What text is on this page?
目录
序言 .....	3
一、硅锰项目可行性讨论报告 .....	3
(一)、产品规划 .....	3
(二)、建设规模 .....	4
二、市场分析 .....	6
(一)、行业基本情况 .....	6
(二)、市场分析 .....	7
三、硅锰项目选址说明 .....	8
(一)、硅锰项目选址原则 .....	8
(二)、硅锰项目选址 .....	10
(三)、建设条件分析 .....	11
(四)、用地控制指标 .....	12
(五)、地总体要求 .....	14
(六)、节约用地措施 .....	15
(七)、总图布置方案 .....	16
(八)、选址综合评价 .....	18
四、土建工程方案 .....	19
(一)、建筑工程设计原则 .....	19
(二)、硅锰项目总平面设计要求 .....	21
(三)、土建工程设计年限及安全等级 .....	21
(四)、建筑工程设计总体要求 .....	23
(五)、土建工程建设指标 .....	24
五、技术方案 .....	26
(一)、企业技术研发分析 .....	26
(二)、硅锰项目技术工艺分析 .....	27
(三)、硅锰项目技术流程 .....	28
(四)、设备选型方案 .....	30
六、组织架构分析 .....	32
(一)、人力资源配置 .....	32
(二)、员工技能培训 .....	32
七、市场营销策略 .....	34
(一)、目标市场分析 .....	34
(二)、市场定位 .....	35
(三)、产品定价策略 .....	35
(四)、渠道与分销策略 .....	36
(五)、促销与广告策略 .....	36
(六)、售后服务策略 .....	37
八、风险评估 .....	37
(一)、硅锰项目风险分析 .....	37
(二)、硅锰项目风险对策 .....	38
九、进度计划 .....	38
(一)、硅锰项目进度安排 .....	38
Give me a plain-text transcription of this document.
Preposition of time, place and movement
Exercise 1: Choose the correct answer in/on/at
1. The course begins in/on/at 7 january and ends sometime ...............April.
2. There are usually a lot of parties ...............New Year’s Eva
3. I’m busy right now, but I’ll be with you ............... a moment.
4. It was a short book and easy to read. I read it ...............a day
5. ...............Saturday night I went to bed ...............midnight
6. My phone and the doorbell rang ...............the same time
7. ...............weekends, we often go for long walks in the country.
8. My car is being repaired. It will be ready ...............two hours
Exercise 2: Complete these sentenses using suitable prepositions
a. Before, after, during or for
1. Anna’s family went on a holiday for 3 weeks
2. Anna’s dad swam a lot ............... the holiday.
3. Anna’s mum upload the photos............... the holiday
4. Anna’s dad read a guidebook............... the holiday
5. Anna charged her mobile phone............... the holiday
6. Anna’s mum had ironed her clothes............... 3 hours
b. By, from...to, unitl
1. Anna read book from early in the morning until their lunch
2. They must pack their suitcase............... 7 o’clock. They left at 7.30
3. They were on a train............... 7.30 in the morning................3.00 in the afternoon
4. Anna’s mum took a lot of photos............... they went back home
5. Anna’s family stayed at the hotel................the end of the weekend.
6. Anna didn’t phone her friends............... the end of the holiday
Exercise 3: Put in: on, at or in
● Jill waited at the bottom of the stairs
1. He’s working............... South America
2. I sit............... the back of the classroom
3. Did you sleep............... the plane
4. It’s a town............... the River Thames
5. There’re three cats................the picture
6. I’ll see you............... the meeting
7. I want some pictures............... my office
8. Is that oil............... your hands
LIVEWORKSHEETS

====

What to do — Go through the records and print each one exactly.

Exercise answer —
What text is on this page?
目录
序言 .....	3
一、硅锰项目可行性讨论报告 .....	3
(一)、产品规划 .....	3
(二)、建设规模 .....	4
二、市场分析 .....	6
(一)、行业基本情况 .....	6
(二)、市场分析 .....	7
三、硅锰项目选址说明 .....	8
(一)、硅锰项目选址原则 .....	8
(二)、硅锰项目选址 .....	10
(三)、建设条件分析 .....	11
(四)、用地控制指标 .....	12
(五)、地总体要求 .....	14
(六)、节约用地措施 .....	15
(七)、总图布置方案 .....	16
(八)、选址综合评价 .....	18
四、土建工程方案 .....	19
(一)、建筑工程设计原则 .....	19
(二)、硅锰项目总平面设计要求 .....	21
(三)、土建工程设计年限及安全等级 .....	21
(四)、建筑工程设计总体要求 .....	23
(五)、土建工程建设指标 .....	24
五、技术方案 .....	26
(一)、企业技术研发分析 .....	26
(二)、硅锰项目技术工艺分析 .....	27
(三)、硅锰项目技术流程 .....	28
(四)、设备选型方案 .....	30
六、组织架构分析 .....	32
(一)、人力资源配置 .....	32
(二)、员工技能培训 .....	32
七、市场营销策略 .....	34
(一)、目标市场分析 .....	34
(二)、市场定位 .....	35
(三)、产品定价策略 .....	35
(四)、渠道与分销策略 .....	36
(五)、促销与广告策略 .....	36
(六)、售后服务策略 .....	37
八、风险评估 .....	37
(一)、硅锰项目风险分析 .....	37
(二)、硅锰项目风险对策 .....	38
九、进度计划 .....	38
(一)、硅锰项目进度安排 .....	38
Give me a plain-text transcription of this document.
Preposition of time, place and movement
Exercise 1: Choose the correct answer in/on/at
1. The course begins in/on/at 7 january and ends sometime ...............April.
2. There are usually a lot of parties ...............New Year’s Eva
3. I’m busy right now, but I’ll be with you ............... a moment.
4. It was a short book and easy to read. I read it ...............a day
5. ...............Saturday night I went to bed ...............midnight
6. My phone and the doorbell rang ...............the same time
7. ...............weekends, we often go for long walks in the country.
8. My car is being repaired. It will be ready ...............two hours
Exercise 2: Complete these sentenses using suitable prepositions
a. Before, after, during or for
1. Anna’s family went on a holiday for 3 weeks
2. Anna’s dad swam a lot ............... the holiday.
3. Anna’s mum upload the photos............... the holiday
4. Anna’s dad read a guidebook............... the holiday
5. Anna charged her mobile phone............... the holiday
6. Anna’s mum had ironed her clothes............... 3 hours
b. By, from...to, unitl
1. Anna read book from early in the morning until their lunch
2. They must pack their suitcase............... 7 o’clock. They left at 7.30
3. They were on a train............... 7.30 in the morning................3.00 in the afternoon
4. Anna’s mum took a lot of photos............... they went back home
5. Anna’s family stayed at the hotel................the end of the weekend.
6. Anna didn’t phone her friends............... the end of the holiday
Exercise 3: Put in: on, at or in
● Jill waited at the bottom of the stairs
1. He’s working............... South America
2. I sit............... the back of the classroom
3. Did you sleep............... the plane
4. It’s a town............... the River Thames
5. There’re three cats................the picture
6. I’ll see you............... the meeting
7. I want some pictures............... my office
8. Is that oil............... your hands
LIVEWORKSHEETS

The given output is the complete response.